Page:
______________________________
The lack of a climate trigger has prompted concerns in Australia over the effectiveness of the EPBC Act, in which “climate change” appears just once, as well as the country’s commitment to the 2015 Paris Agreement. Advocates of a climate trigger argue that its omission results in insufficient scrutiny of activities. Projects with substantial climate impacts are allowed to proceed without undergoing the same rigorous assessments as those falling under other triggers, leading to potential habitat degradation and exposing ecosystems to climate-related risks.

Importance of climate trigger for Australia

Increasingly high temperatures, wildfires and other climate impacts have significantly disrupted numerous ecosystems and species in Australia. The country has one of the highest extinction rates of plant and animal species in the world. Since 1999, 84% of threatened species have experienced habitat loss. In the last seven years, Australia witnessed a series of marine heatwaves that lead to four mass coral bleaching events on the Great Barrier Reef, causing a 50% decline in the coral population. Climate change has the potential to exacerbate these losses by fivefold.

Climate triggers globally

Globally, there is a growing trend of countries incorporating climate change considerations into their national environmental frameworks, and the assessment of projects with large amounts of GHG by independent bodies has become standard practice. Examples include the EU, the UK, the US, Canada and New Zealand.

While the environmental frameworks of these countries differ in scope, enforceability and effectiveness, they all prioritise human well-being. The frameworks of the UK, US, and Canada do not explicitly mandate GHG assessments, but GHG considerations are indirectly addressed through other legal mechanisms. Climate change considerations, while not always explicitly mentioned, are increasingly woven into these frameworks, reflecting a global imperative to address climate-related challenges.

Table 1: Comparative analysis of environmental legislation

The countries chosen for analysis — the UK, EU, US, Canada and New Zealand — were selected based on several criteria to enable meaningful comparisons. New Zealand’s proximity to Australia provides regional relevance. The EU and UK dominate global climate discussions, while similarities in political systems led to the inclusion of Canada and the US.

Comparative-analysis-of-environmental-legislationDownload

Australia’s climate trigger proposal

The debate over whether to adopt a climate trigger mechanism in Australia has been ongoing for decades, and several proposals, including a bill submitted by then Shadow Minister for Environment and Heritage Anthony Albanese, failed to win enough support. This was due to concerns that such a trigger would harm jobs, economic development and investment, or clash with existing environmental legislation.

In 2020, a review of the EPBC Act found that it had failed to adequately protect Australia’s vulnerable flora, fauna and ecological communities. The Australian government has committed to revising the Act, and in December 2022 a series of reforms were proposed by the government to be adopted in late 2023. However, climate change considerations were still not addressed.
______________________________
To do:
Decide whether each statement agrees with the passage on Australia's climate trigger above, answering yes or no and quoting the words of the passage that settle it.
1. Since 1999, most of Australia's threatened species have experienced habitat loss.
2. The environmental frameworks of the UK, US and Canada explicitly mandate GHG assessments.
3. The reforms the Australian government proposed in December 2022 addressed climate change considerations.

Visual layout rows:
______________________________
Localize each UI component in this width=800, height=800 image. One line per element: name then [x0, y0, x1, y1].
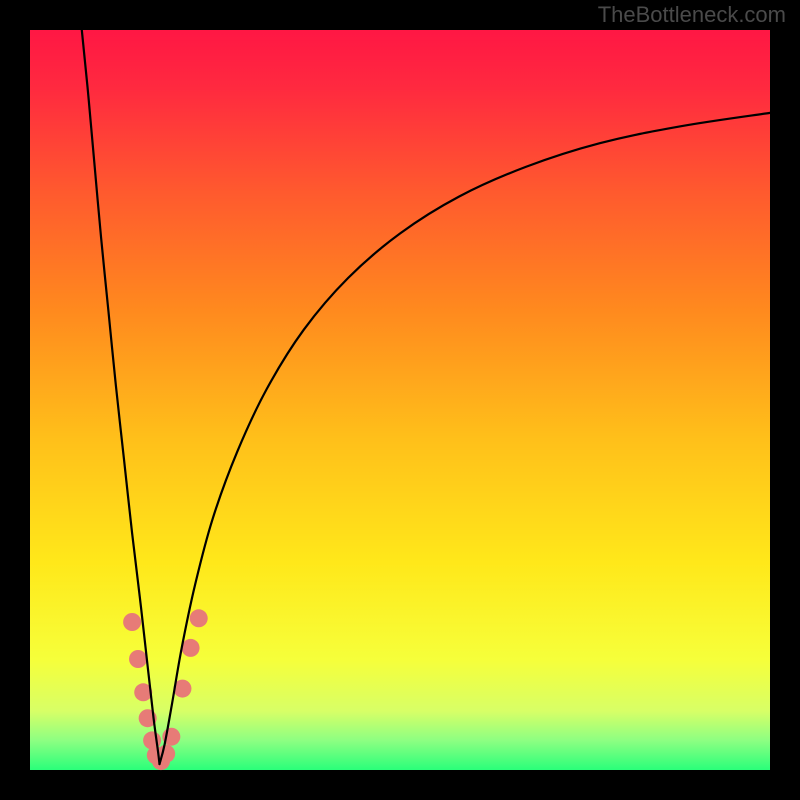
data-marker — [182, 639, 200, 657]
data-marker — [123, 613, 141, 631]
chart-container: TheBottleneck.com — [0, 0, 800, 800]
curve-right-branch — [160, 113, 771, 764]
attribution-watermark: TheBottleneck.com — [598, 2, 786, 28]
curve-left-branch — [82, 30, 160, 764]
data-marker — [190, 609, 208, 627]
data-marker — [129, 650, 147, 668]
bottleneck-curve — [30, 30, 770, 770]
plot-frame — [30, 30, 770, 770]
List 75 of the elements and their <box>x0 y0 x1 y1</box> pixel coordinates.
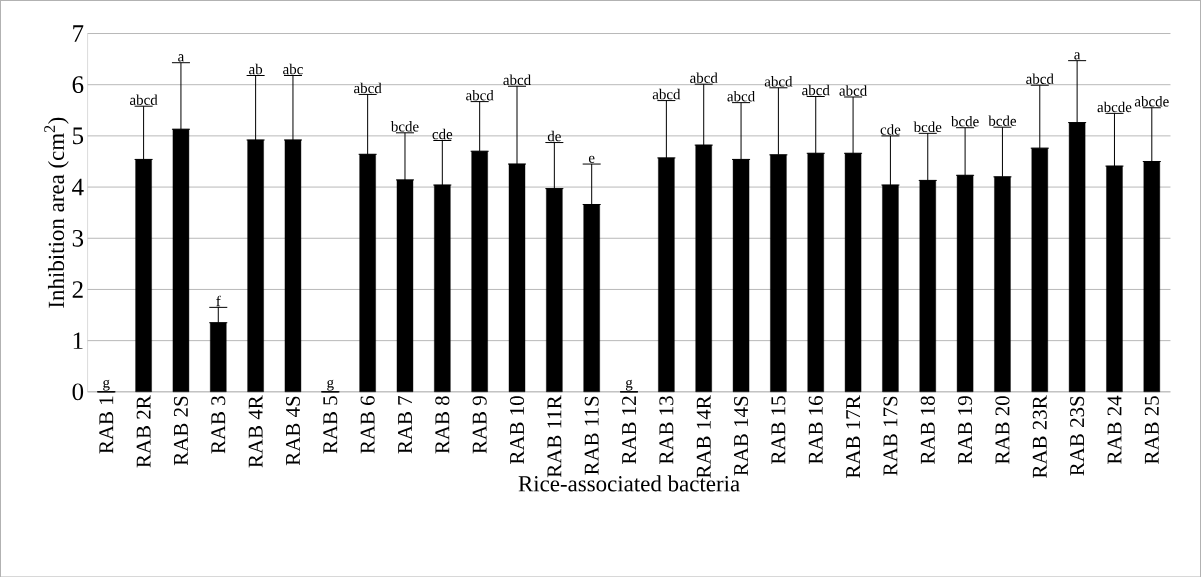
annotation: a <box>178 54 185 62</box>
x-tick-label: RAB 4S <box>285 396 300 465</box>
annotation: abc <box>283 63 303 75</box>
annotation: abcd <box>652 88 681 100</box>
bar <box>695 144 712 392</box>
annotation: abcd <box>764 75 793 87</box>
x-tick-label: RAB 17S <box>883 396 898 476</box>
x-tick-label: RAB 25 <box>1144 395 1159 464</box>
annotation: bcde <box>390 120 419 132</box>
bar <box>882 184 899 392</box>
annotation: ab <box>249 63 263 75</box>
x-tick-label: RAB 23S <box>1070 396 1085 476</box>
annotation: abcd <box>839 85 867 96</box>
y-tick-label: 6 <box>72 76 84 93</box>
x-tick-label: RAB 16 <box>808 395 823 464</box>
bar <box>434 184 451 392</box>
annotation: abcde <box>1134 95 1169 107</box>
x-tick-label: RAB 6 <box>360 395 375 454</box>
annotation: abcd <box>1026 73 1054 84</box>
annotation: abcd <box>802 84 830 96</box>
x-tick-label: RAB 4R <box>248 395 263 468</box>
y-tick-label: 3 <box>72 229 84 247</box>
annotation: bcde <box>950 115 979 127</box>
x-tick-label: RAB 24 <box>1107 395 1122 464</box>
bar <box>658 157 675 392</box>
x-tick-label: RAB 9 <box>472 395 487 454</box>
x-tick-label: RAB 20 <box>995 395 1010 464</box>
x-tick-label: RAB 11R <box>547 395 562 477</box>
annotation: abcd <box>130 94 158 105</box>
x-tick-label: RAB 5 <box>323 395 338 454</box>
annotation: g <box>625 379 633 391</box>
annotation: bcde <box>913 121 942 132</box>
bar <box>247 139 264 392</box>
x-tick-label: RAB 1 <box>99 396 114 454</box>
annotation: g <box>103 379 110 391</box>
y-tick-label: 0 <box>72 383 84 400</box>
x-tick-label: RAB 10 <box>509 395 525 464</box>
bar <box>284 139 302 392</box>
annotation: abcd <box>690 72 718 83</box>
annotation: abcd <box>503 74 531 85</box>
annotation: abcde <box>1097 101 1132 112</box>
x-tick-label: RAB 23R <box>1032 395 1047 478</box>
x-tick-label: RAB 12 <box>622 396 636 464</box>
annotation: abcd <box>354 82 382 93</box>
x-tick-label: RAB 7 <box>398 395 412 454</box>
bar <box>396 179 414 392</box>
x-tick-label: RAB 13 <box>659 395 674 464</box>
annotation: f <box>216 295 221 306</box>
annotation: cde <box>880 123 901 135</box>
y-tick-label: 4 <box>72 178 84 196</box>
x-tick-label: RAB 11S <box>584 396 599 475</box>
annotation: abcd <box>727 90 755 102</box>
y-tick-label: 7 <box>73 25 84 42</box>
x-tick-label: RAB 19 <box>958 395 973 464</box>
x-tick-label: RAB 15 <box>771 395 786 464</box>
bar <box>508 163 526 392</box>
y-tick-label: 1 <box>73 332 83 349</box>
annotation: e <box>588 155 595 163</box>
x-tick-label: RAB 14S <box>734 396 749 476</box>
y-axis-title: Inhibition area (cm$^{2}$) <box>44 117 69 308</box>
y-tick-label: 2 <box>72 280 83 298</box>
annotation: cde <box>432 128 453 140</box>
annotation: bcde <box>988 115 1017 126</box>
x-tick-label: RAB 8 <box>435 395 450 454</box>
x-tick-label: RAB 18 <box>920 395 935 464</box>
annotation: abcd <box>466 89 494 101</box>
annotation: g <box>327 379 334 391</box>
x-tick-label: RAB 17R <box>846 395 861 478</box>
bar <box>1106 165 1123 392</box>
x-tick-label: RAB 2R <box>136 395 151 468</box>
annotation: de <box>547 130 561 142</box>
x-tick-label: RAB 2S <box>173 396 188 465</box>
x-tick-label: RAB 3 <box>211 395 226 454</box>
annotation: a <box>1074 52 1081 60</box>
y-tick-label: 5 <box>73 127 84 144</box>
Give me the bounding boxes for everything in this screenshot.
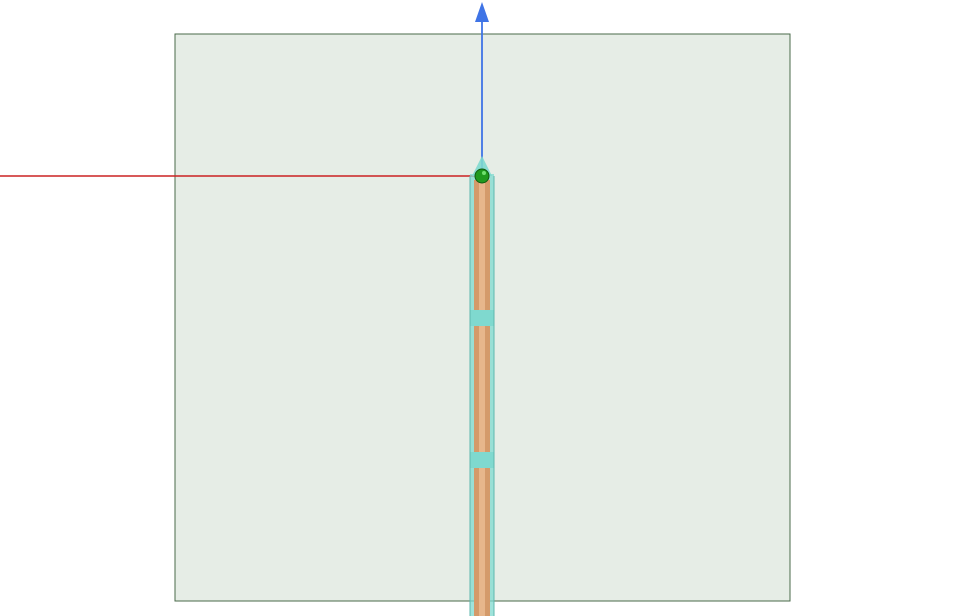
probe-band-1 xyxy=(470,310,494,326)
probe-band-2 xyxy=(470,452,494,468)
probe-core-highlight-3 xyxy=(479,468,485,616)
origin-marker-icon[interactable] xyxy=(474,168,490,184)
probe-core-highlight-1 xyxy=(479,180,485,310)
z-axis-arrow-icon[interactable] xyxy=(475,2,489,176)
origin-marker-highlight xyxy=(482,171,486,175)
probe-shaft[interactable] xyxy=(469,156,495,616)
probe-core-highlight-2 xyxy=(479,326,485,452)
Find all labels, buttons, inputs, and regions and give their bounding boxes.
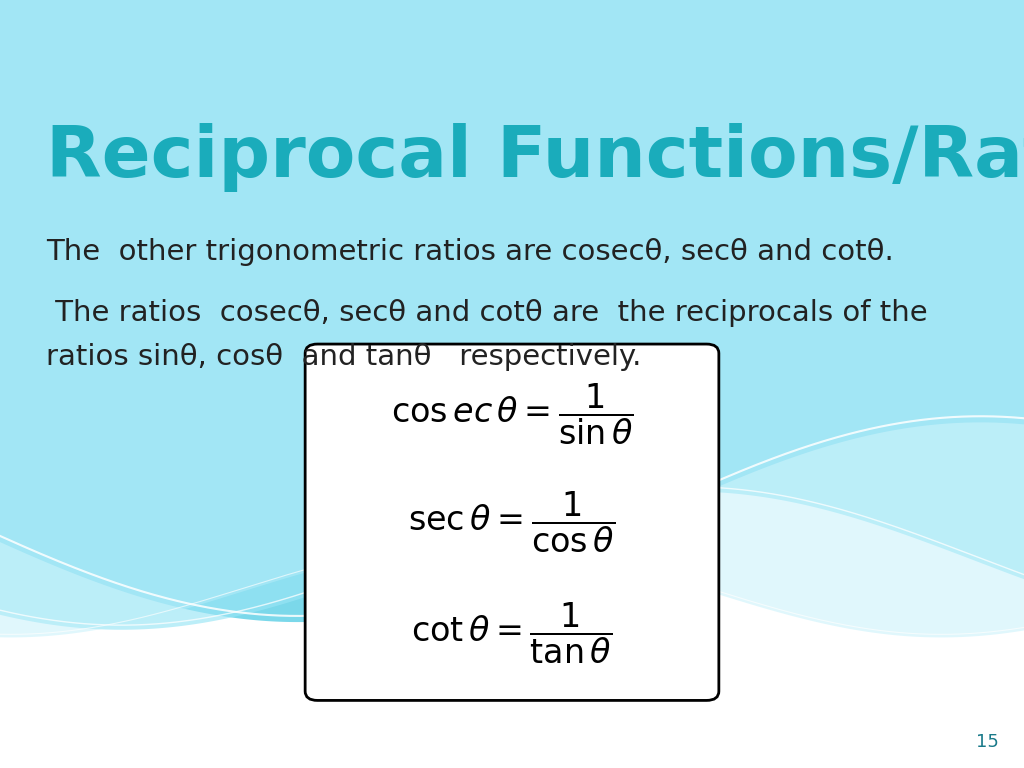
Text: $\cos ec\,\theta = \dfrac{1}{\sin\theta}$: $\cos ec\,\theta = \dfrac{1}{\sin\theta}… — [390, 382, 634, 447]
FancyBboxPatch shape — [305, 344, 719, 700]
Polygon shape — [0, 0, 1024, 630]
Polygon shape — [0, 0, 1024, 637]
Text: $\sec\theta = \dfrac{1}{\cos\theta}$: $\sec\theta = \dfrac{1}{\cos\theta}$ — [409, 489, 615, 555]
Text: $\cot\theta = \dfrac{1}{\tan\theta}$: $\cot\theta = \dfrac{1}{\tan\theta}$ — [412, 601, 612, 667]
Text: ratios sinθ, cosθ  and tanθ   respectively.: ratios sinθ, cosθ and tanθ respectively. — [46, 343, 641, 371]
Text: Reciprocal Functions/Ratios: Reciprocal Functions/Ratios — [46, 123, 1024, 192]
Text: The ratios  cosecθ, secθ and cotθ are  the reciprocals of the: The ratios cosecθ, secθ and cotθ are the… — [46, 300, 928, 327]
Text: 15: 15 — [976, 733, 998, 751]
Polygon shape — [0, 0, 1024, 622]
Text: The  other trigonometric ratios are cosecθ, secθ and cotθ.: The other trigonometric ratios are cosec… — [46, 238, 894, 266]
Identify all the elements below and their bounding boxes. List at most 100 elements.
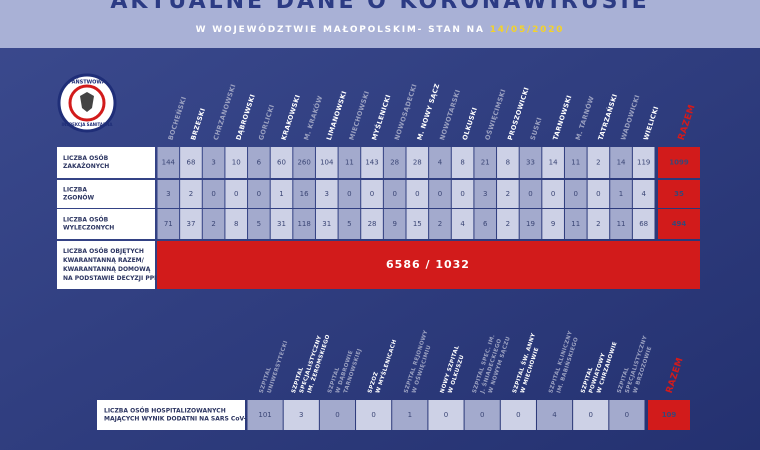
cell-value: 0 [211,190,215,198]
cell-value: 6 [483,220,488,228]
cell [361,180,383,208]
cell [361,209,383,239]
cell [519,209,542,239]
cell-value: 0 [415,190,419,198]
cell [451,180,474,208]
cell [632,147,655,178]
cell [157,209,180,239]
cell-value: 0 [480,411,484,419]
cell [406,180,429,208]
cell [406,147,429,178]
cell-value: 28 [413,159,422,167]
cell-value: 0 [392,190,396,198]
cell [383,147,406,178]
cell-value: 0 [335,411,339,419]
cell-value: 0 [371,411,375,419]
cell [180,209,202,239]
cell-value: 3 [211,159,215,167]
cell-value: 8 [234,220,238,228]
cell [270,209,293,239]
cell-value: 31 [322,220,331,228]
cell [587,147,610,178]
cell [392,400,428,430]
cell-value: 0 [516,411,520,419]
cell-value: 16 [300,190,309,198]
cell-value: 0 [625,411,629,419]
cell-value: 0 [438,190,442,198]
cell-value: 15 [413,220,422,228]
cell [383,209,406,239]
cell-value: 0 [257,190,261,198]
cell-value: 14 [617,159,626,167]
cell [609,400,645,430]
cell-value: 9 [392,220,396,228]
row-label-cell [57,209,155,239]
cell-value: 11 [571,159,580,167]
cell [500,400,536,430]
cell [474,180,497,208]
cell-value: 4 [552,411,557,419]
cell [564,180,587,208]
cell-value: 1 [408,411,412,419]
cell [429,209,451,239]
cell [180,147,202,178]
cell-value: 60 [277,159,286,167]
cell-value: 0 [234,190,238,198]
cell-value: 11 [571,220,580,228]
total-cell [658,180,700,208]
quarantine-cell [157,241,700,289]
quarantine-value: 6586 / 1032 [386,258,470,271]
cell [248,180,270,208]
row-label-cell [57,241,155,289]
cell [248,209,270,239]
cell-value: 118 [297,220,310,228]
cell [474,209,497,239]
cell [474,147,497,178]
cell [283,400,319,430]
cell-value: 2 [596,220,600,228]
cell-value: 31 [277,220,286,228]
cell-value: 9 [551,220,555,228]
cell [225,147,248,178]
total-cell [658,209,700,239]
title: AKTUALNE DANE O KORONAWIRUSIE [110,0,649,14]
cell [519,180,542,208]
logo-text: INSPEKCJA SANITARNA [61,122,113,127]
cell [542,209,564,239]
cell-value: 144 [162,159,176,167]
cell-value: 0 [460,190,464,198]
cell-value: 101 [258,411,271,419]
row-label-cell [57,180,155,208]
row-label: LICZBA OSÓB HOSPITALIZOWANYCH [104,408,226,415]
cell [338,180,361,208]
row-label: LICZBA OSÓB [63,217,109,224]
cell-value: 10 [232,159,241,167]
cell-value: 143 [365,159,378,167]
cell-value: 0 [574,190,578,198]
cell-value: 0 [347,190,351,198]
date: 14/05/2020 [490,25,565,35]
cell-value: 19 [526,220,535,228]
cell-value: 5 [257,220,261,228]
cell [429,147,451,178]
cell-value: 4 [460,220,465,228]
cell [451,209,474,239]
header-band [0,0,760,48]
cell [632,209,655,239]
logo: PAŃSTWOWA INSPEKCJA SANITARNA [57,73,117,133]
cell [157,180,180,208]
cell [428,400,464,430]
cell-value: 28 [368,220,377,228]
cell [180,180,202,208]
cell [383,180,406,208]
cell-value: 5 [347,220,351,228]
total-value: 494 [672,220,687,228]
cell [610,209,632,239]
logo-eagle [80,92,94,112]
row-label: KWARANTANNĄ RAZEM/ [63,257,145,264]
row-label: NA PODSTAWIE DECYZJI PPIS [63,275,161,282]
cell [315,147,338,178]
cell-value: 11 [345,159,354,167]
cell [519,147,542,178]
______________________________
Answer to this problem:
1. Yes: "Since 1999, 84% of threatened species have experienced habitat loss."
2. No: "The frameworks of the UK, US, and Canada do not explicitly mandate GHG assessments"
3. No: "However, climate change considerations were still not addressed."